→ GIVEN DATA
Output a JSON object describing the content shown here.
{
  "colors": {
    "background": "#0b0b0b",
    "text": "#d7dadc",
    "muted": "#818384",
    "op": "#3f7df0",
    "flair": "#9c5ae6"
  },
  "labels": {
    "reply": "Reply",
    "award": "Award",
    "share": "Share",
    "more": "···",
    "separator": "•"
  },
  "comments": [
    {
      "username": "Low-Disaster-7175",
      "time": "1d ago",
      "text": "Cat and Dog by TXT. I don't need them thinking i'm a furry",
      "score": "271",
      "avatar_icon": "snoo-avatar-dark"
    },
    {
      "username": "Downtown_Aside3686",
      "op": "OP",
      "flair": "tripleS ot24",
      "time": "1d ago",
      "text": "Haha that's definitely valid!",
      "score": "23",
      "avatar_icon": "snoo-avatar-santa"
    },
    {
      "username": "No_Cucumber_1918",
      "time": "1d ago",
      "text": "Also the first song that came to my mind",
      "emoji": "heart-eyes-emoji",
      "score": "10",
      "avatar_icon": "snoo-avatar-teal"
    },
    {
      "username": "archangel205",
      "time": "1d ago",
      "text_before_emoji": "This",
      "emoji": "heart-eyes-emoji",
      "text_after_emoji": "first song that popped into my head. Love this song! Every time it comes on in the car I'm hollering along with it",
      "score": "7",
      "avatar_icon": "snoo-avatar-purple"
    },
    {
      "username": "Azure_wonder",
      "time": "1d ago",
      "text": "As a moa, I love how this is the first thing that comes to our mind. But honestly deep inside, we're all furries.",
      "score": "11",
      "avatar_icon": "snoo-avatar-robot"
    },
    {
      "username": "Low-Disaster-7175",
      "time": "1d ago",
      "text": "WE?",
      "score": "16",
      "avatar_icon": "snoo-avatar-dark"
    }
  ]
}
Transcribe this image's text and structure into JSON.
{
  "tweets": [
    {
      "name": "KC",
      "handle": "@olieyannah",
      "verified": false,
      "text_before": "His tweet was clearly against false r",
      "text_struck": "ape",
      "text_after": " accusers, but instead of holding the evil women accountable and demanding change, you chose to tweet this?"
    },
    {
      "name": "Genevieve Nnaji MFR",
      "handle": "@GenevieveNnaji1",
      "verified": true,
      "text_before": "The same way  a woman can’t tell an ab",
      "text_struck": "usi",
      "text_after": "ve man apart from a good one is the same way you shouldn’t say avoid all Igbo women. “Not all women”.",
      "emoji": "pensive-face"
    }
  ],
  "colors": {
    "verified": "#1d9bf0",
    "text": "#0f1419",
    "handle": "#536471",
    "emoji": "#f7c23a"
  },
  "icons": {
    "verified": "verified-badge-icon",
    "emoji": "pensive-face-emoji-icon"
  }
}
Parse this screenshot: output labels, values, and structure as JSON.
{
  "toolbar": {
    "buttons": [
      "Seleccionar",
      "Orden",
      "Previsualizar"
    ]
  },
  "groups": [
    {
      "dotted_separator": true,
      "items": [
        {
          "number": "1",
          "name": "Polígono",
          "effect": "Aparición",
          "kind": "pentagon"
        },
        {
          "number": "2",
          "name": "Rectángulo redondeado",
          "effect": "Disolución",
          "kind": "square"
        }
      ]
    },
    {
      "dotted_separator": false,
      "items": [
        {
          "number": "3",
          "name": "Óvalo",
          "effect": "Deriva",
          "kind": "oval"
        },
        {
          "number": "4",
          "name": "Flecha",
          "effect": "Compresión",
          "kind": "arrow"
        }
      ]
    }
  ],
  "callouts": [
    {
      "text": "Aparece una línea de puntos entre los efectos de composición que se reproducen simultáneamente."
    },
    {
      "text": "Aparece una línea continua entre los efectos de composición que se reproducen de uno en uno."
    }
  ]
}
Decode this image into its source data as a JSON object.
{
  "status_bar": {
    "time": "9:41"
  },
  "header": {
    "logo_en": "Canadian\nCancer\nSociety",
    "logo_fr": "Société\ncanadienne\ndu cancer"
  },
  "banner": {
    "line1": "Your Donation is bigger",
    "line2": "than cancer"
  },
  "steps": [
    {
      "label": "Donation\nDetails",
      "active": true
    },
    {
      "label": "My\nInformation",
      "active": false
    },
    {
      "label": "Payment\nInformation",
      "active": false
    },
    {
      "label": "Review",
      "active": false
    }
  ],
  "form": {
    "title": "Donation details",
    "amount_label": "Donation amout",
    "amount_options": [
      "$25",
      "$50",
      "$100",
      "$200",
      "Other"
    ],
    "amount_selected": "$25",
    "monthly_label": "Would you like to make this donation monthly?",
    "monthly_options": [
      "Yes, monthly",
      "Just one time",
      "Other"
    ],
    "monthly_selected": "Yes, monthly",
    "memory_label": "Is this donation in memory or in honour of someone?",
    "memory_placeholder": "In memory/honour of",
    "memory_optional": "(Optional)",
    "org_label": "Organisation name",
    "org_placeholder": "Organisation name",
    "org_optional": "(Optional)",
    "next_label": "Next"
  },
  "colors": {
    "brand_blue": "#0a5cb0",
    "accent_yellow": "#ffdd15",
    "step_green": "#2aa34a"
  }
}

→ TASK DESCRIPTION
All the entries above need to be reproduced exactly.

→ THE ANSWER
Output a JSON object describing the content shown here.
{
  "colors": {
    "background": "#0b0b0b",
    "text": "#d7dadc",
    "muted": "#818384",
    "op": "#3f7df0",
    "flair": "#9c5ae6"
  },
  "labels": {
    "reply": "Reply",
    "award": "Award",
    "share": "Share",
    "more": "···",
    "separator": "•"
  },
  "comments": [
    {
      "username": "Low-Disaster-7175",
      "time": "1d ago",
      "text": "Cat and Dog by TXT. I don't need them thinking i'm a furry",
      "score": "271",
      "avatar_icon": "snoo-avatar-dark"
    },
    {
      "username": "Downtown_Aside3686",
      "op": "OP",
      "flair": "tripleS ot24",
      "time": "1d ago",
      "text": "Haha that's definitely valid!",
      "score": "23",
      "avatar_icon": "snoo-avatar-santa"
    },
    {
      "username": "No_Cucumber_1918",
      "time": "1d ago",
      "text": "Also the first song that came to my mind",
      "emoji": "heart-eyes-emoji",
      "score": "10",
      "avatar_icon": "snoo-avatar-teal"
    },
    {
      "username": "archangel205",
      "time": "1d ago",
      "text_before_emoji": "This",
      "emoji": "heart-eyes-emoji",
      "text_after_emoji": "first song that popped into my head. Love this song! Every time it comes on in the car I'm hollering along with it",
      "score": "7",
      "avatar_icon": "snoo-avatar-purple"
    },
    {
      "username": "Azure_wonder",
      "time": "1d ago",
      "text": "As a moa, I love how this is the first thing that comes to our mind. But honestly deep inside, we're all furries.",
      "score": "11",
      "avatar_icon": "snoo-avatar-robot"
    },
    {
      "username": "Low-Disaster-7175",
      "time": "1d ago",
      "text": "WE?",
      "score": "16",
      "avatar_icon": "snoo-avatar-dark"
    }
  ]
}
Transcribe this image's text and structure into JSON.
{
  "tweets": [
    {
      "name": "KC",
      "handle": "@olieyannah",
      "verified": false,
      "text_before": "His tweet was clearly against false r",
      "text_struck": "ape",
      "text_after": " accusers, but instead of holding the evil women accountable and demanding change, you chose to tweet this?"
    },
    {
      "name": "Genevieve Nnaji MFR",
      "handle": "@GenevieveNnaji1",
      "verified": true,
      "text_before": "The same way  a woman can’t tell an ab",
      "text_struck": "usi",
      "text_after": "ve man apart from a good one is the same way you shouldn’t say avoid all Igbo women. “Not all women”.",
      "emoji": "pensive-face"
    }
  ],
  "colors": {
    "verified": "#1d9bf0",
    "text": "#0f1419",
    "handle": "#536471",
    "emoji": "#f7c23a"
  },
  "icons": {
    "verified": "verified-badge-icon",
    "emoji": "pensive-face-emoji-icon"
  }
}
Parse this screenshot: output labels, values, and structure as JSON.
{
  "toolbar": {
    "buttons": [
      "Seleccionar",
      "Orden",
      "Previsualizar"
    ]
  },
  "groups": [
    {
      "dotted_separator": true,
      "items": [
        {
          "number": "1",
          "name": "Polígono",
          "effect": "Aparición",
          "kind": "pentagon"
        },
        {
          "number": "2",
          "name": "Rectángulo redondeado",
          "effect": "Disolución",
          "kind": "square"
        }
      ]
    },
    {
      "dotted_separator": false,
      "items": [
        {
          "number": "3",
          "name": "Óvalo",
          "effect": "Deriva",
          "kind": "oval"
        },
        {
          "number": "4",
          "name": "Flecha",
          "effect": "Compresión",
          "kind": "arrow"
        }
      ]
    }
  ],
  "callouts": [
    {
      "text": "Aparece una línea de puntos entre los efectos de composición que se reproducen simultáneamente."
    },
    {
      "text": "Aparece una línea continua entre los efectos de composición que se reproducen de uno en uno."
    }
  ]
}
Decode this image into its source data as a JSON object.
{
  "status_bar": {
    "time": "9:41"
  },
  "header": {
    "logo_en": "Canadian\nCancer\nSociety",
    "logo_fr": "Société\ncanadienne\ndu cancer"
  },
  "banner": {
    "line1": "Your Donation is bigger",
    "line2": "than cancer"
  },
  "steps": [
    {
      "label": "Donation\nDetails",
      "active": true
    },
    {
      "label": "My\nInformation",
      "active": false
    },
    {
      "label": "Payment\nInformation",
      "active": false
    },
    {
      "label": "Review",
      "active": false
    }
  ],
  "form": {
    "title": "Donation details",
    "amount_label": "Donation amout",
    "amount_options": [
      "$25",
      "$50",
      "$100",
      "$200",
      "Other"
    ],
    "amount_selected": "$25",
    "monthly_label": "Would you like to make this donation monthly?",
    "monthly_options": [
      "Yes, monthly",
      "Just one time",
      "Other"
    ],
    "monthly_selected": "Yes, monthly",
    "memory_label": "Is this donation in memory or in honour of someone?",
    "memory_placeholder": "In memory/honour of",
    "memory_optional": "(Optional)",
    "org_label": "Organisation name",
    "org_placeholder": "Organisation name",
    "org_optional": "(Optional)",
    "next_label": "Next"
  },
  "colors": {
    "brand_blue": "#0a5cb0",
    "accent_yellow": "#ffdd15",
    "step_green": "#2aa34a"
  }
}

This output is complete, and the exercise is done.